Copy the data from its first line up to and including the line with "bar <box>599 327 833 753</box>", putting "Fuel Price Comparison" in place of "Gas Prices Comparison" and leaving everything else as it is.

__________

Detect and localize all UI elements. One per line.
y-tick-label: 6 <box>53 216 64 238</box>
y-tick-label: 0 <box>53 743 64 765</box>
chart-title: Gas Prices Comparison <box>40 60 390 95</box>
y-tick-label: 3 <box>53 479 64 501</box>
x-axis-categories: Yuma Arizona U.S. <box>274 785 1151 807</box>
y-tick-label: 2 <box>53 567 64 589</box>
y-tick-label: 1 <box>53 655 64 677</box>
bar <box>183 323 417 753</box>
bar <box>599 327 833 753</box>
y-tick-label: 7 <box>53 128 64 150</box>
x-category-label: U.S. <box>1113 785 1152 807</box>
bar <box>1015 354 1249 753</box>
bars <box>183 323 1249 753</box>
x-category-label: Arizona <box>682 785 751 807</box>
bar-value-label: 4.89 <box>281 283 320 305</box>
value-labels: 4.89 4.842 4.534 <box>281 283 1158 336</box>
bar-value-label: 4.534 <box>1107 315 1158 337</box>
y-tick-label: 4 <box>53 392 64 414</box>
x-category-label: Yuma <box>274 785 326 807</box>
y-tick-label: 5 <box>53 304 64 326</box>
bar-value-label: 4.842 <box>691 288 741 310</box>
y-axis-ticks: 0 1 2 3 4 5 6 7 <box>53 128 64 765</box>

__________

Exercise solution:
Detect and localize all UI elements. One per line.
y-tick-label: 6 <box>53 216 64 238</box>
y-tick-label: 0 <box>53 743 64 765</box>
chart-title: Fuel Price Comparison <box>40 60 390 95</box>
y-tick-label: 3 <box>53 479 64 501</box>
x-axis-categories: Yuma Arizona U.S. <box>274 785 1151 807</box>
y-tick-label: 2 <box>53 567 64 589</box>
y-tick-label: 1 <box>53 655 64 677</box>
bar <box>183 323 417 753</box>
bar <box>599 327 833 753</box>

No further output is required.